_Exercise tasks_:
a. According to the column pairing books with films, who reads the voiceover narration in "A Christmas Story"?
b. Reproduce the passage of the book-and-film column that starts at the words "For weeks now, Lycoming" and stops after "decent film version.".

_Document excerpt_:
_____

From page to screen, critic suggests the best of both

For weeks now, Lycoming Critic’s Corner has been using On the PULSE and social media to recommend worthy movies for quarantine viewing.

More recently, I was thinking I should suggest some decent books as well; but since this column is mostly for movies, I’m tying each one to a decent film version.

Here are a dozen page-and-screen pairings; in each case, both the movie and book are well worthwhile — yet different enough that you can enjoy each one separately without getting bored.

Kind of a two-for-one type thing.

(Note: Book titles are provided only if different from the film.)

BLADE RUNNER (1982); book: “Do Androids Dream of Electric Sheep,” by Philip K. Dick

Having labored in obscurity for decades (he once wrote 16 books in five years), Dick suddenly achieved world-wide fame with Ridley Scott’s landmark sci-fi epic about a bounty hunter going after murderous androids. Sadly, when the film came out, Dick had recently passed away — but not before screening some footage. His response to the movie’s crew: “The environment is exactly as how I’d imagined it. How did you guys do that?” 

Plot-wise, the two versions are radically different, with Scott’s film blurring the line between humans and androids — whereas Dick insists there’s a clear distinction: human empathy.

A CHRISTMAS STORY (1983); book: “In God We Trust: All Others Pay Cash,” by Jean Shepherd

Perennial holiday film-favorite about a boy who wants a BB gun for Christmas (“You’ll shoot your eye out, kid!”) is actually based on only a couple episodes from a rambling memoir by the talented humorist Jean Shepherd. This uproarious book about growing up in the Midwest does for fishing and the Fourth of July the same thing the movie does for Christmas. (The chapter on Ludlow Kissel and “the dago bomb” really needs to be read out loud.) Incidentally, that’s Shepherd himself reading the movie’s delicious voiceover narration.

MARY POPPINS (1964); book: “Mary Poppins,” by P. L. Travers

Starring Julie Andrews and Dick Van Dyke, the smash-hit Disney musical certainly helped bring more attention to Travers’s book series (she eventually wrote seven sequels, completing the last in 1988 at the age of 89); but the author herself never cared for the film or its sunny songs, feeling it softened Mary too much. Her long fight over how to film the book is chronicled somewhat fictitiously in 2013’s “Saving Mr. Banks,” with Emma Thompson as Travers and Tom Hanks as Walt Disney.

_____

(Rows from a layout dataset)
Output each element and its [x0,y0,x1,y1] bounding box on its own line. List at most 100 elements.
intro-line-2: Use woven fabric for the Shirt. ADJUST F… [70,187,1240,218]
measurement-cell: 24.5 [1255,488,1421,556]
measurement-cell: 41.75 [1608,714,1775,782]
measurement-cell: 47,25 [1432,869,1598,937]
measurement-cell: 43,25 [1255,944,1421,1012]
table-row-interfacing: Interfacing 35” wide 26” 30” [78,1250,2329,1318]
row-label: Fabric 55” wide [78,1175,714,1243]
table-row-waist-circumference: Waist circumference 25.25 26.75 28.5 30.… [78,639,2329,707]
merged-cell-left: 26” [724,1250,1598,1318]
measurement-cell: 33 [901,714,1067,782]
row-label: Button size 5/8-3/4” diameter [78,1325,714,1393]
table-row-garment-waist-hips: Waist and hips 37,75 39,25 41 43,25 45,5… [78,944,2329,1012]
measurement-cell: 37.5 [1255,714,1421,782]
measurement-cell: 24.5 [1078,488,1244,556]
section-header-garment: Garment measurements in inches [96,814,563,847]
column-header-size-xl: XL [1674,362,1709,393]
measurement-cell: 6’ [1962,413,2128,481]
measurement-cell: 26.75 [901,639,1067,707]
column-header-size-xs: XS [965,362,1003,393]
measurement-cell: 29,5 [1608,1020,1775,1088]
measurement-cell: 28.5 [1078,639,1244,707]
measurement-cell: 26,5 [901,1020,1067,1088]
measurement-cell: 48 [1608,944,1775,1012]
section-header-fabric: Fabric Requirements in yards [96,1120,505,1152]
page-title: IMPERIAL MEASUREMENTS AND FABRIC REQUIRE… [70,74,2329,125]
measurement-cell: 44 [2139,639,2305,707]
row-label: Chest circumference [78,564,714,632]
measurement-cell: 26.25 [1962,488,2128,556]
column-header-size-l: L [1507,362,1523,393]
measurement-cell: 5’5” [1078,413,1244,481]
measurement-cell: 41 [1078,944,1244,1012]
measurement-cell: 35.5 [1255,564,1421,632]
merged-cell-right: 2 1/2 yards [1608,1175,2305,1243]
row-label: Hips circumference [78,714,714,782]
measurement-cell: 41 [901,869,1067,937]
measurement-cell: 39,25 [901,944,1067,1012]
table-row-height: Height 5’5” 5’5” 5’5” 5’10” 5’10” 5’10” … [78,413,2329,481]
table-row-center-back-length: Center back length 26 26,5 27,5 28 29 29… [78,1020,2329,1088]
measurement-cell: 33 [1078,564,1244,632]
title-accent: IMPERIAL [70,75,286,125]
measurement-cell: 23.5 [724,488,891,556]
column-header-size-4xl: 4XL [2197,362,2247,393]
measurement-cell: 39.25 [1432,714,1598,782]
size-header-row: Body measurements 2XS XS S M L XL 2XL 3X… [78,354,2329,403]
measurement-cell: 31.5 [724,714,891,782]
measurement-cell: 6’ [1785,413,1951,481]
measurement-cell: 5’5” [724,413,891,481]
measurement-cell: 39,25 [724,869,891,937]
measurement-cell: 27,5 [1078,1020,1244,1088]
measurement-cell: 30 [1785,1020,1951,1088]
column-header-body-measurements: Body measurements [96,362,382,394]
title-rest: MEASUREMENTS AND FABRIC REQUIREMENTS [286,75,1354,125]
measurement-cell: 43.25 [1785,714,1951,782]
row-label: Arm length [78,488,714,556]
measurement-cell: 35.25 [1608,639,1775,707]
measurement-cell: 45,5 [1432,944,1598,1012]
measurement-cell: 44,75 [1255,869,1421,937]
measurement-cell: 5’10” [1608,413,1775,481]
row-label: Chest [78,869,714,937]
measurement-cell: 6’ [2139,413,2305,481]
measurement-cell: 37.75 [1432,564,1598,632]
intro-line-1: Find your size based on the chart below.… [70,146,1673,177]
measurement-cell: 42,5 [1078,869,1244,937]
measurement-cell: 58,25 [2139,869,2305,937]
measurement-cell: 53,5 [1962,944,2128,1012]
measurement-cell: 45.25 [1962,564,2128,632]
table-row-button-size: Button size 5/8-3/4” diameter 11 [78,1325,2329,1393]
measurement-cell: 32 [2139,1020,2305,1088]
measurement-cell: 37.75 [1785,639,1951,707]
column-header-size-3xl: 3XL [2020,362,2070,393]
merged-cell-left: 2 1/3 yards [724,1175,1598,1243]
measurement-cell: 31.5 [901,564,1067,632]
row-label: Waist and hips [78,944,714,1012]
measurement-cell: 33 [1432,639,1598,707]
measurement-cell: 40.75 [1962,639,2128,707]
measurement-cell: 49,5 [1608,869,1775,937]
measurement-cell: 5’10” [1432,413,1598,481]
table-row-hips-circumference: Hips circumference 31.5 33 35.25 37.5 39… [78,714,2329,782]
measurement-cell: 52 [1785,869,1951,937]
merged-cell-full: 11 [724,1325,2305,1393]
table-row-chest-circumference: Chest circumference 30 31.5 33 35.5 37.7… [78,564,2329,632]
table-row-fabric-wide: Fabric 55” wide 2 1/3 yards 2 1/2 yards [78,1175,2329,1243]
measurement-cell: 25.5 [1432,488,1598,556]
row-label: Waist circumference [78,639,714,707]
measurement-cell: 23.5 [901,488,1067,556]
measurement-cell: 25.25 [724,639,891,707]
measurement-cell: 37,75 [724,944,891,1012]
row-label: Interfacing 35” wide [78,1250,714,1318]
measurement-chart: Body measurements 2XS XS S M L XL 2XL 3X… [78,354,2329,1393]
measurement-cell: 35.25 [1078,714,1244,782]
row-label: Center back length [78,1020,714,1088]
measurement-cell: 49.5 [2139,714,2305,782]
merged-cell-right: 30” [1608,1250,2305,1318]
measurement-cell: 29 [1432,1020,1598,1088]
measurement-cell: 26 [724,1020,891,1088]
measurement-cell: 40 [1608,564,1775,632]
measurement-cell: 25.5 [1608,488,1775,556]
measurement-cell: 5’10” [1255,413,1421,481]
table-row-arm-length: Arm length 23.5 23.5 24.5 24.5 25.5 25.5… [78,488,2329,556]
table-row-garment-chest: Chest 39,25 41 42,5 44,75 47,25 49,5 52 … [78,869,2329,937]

_____

_Answers to the exercises_:
a. Jean Shepherd himself reads the voiceover narration.

b.
For weeks now, Lycoming Critic’s Corner has been using On the PULSE and social media to recommend worthy movies for quarantine viewing.

More recently, I was thinking I should suggest some decent books as well; but since this column is mostly for movies, I’m tying each one to a decent film version.